───── Dataset rows ─────

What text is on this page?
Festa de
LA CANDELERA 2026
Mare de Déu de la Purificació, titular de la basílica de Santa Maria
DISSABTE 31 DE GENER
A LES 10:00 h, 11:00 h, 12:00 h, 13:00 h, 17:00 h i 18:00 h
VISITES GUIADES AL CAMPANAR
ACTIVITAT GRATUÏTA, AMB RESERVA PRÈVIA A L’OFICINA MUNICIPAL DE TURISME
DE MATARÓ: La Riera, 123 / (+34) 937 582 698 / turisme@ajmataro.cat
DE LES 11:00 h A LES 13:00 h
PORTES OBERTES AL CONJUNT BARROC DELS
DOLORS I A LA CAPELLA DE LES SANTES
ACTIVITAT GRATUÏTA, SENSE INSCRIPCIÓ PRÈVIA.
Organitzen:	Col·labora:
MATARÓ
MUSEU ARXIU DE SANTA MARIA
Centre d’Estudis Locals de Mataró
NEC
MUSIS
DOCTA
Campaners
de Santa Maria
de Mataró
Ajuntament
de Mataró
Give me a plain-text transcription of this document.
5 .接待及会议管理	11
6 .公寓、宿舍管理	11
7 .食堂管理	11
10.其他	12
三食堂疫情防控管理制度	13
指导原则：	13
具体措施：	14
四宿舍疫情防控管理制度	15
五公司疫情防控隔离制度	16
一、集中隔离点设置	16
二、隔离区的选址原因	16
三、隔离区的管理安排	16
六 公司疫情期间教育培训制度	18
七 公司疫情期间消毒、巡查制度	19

─────

### [Request]
Each entry above is to be quoted exactly.

### [Solution below]
What text is on this page?
Festa de
LA CANDELERA 2026
Mare de Déu de la Purificació, titular de la basílica de Santa Maria
DISSABTE 31 DE GENER
A LES 10:00 h, 11:00 h, 12:00 h, 13:00 h, 17:00 h i 18:00 h
VISITES GUIADES AL CAMPANAR
ACTIVITAT GRATUÏTA, AMB RESERVA PRÈVIA A L’OFICINA MUNICIPAL DE TURISME
DE MATARÓ: La Riera, 123 / (+34) 937 582 698 / turisme@ajmataro.cat
DE LES 11:00 h A LES 13:00 h
PORTES OBERTES AL CONJUNT BARROC DELS
DOLORS I A LA CAPELLA DE LES SANTES
ACTIVITAT GRATUÏTA, SENSE INSCRIPCIÓ PRÈVIA.
Organitzen:	Col·labora:
MATARÓ
MUSEU ARXIU DE SANTA MARIA
Centre d’Estudis Locals de Mataró
NEC
MUSIS
DOCTA
Campaners
de Santa Maria
de Mataró
Ajuntament
de Mataró
Give me a plain-text transcription of this document.
5 .接待及会议管理	11
6 .公寓、宿舍管理	11
7 .食堂管理	11
10.其他	12
三食堂疫情防控管理制度	13
指导原则：	13
具体措施：	14
四宿舍疫情防控管理制度	15
五公司疫情防控隔离制度	16
一、集中隔离点设置	16
二、隔离区的选址原因	16
三、隔离区的管理安排	16
六 公司疫情期间教育培训制度	18
七 公司疫情期间消毒、巡查制度	19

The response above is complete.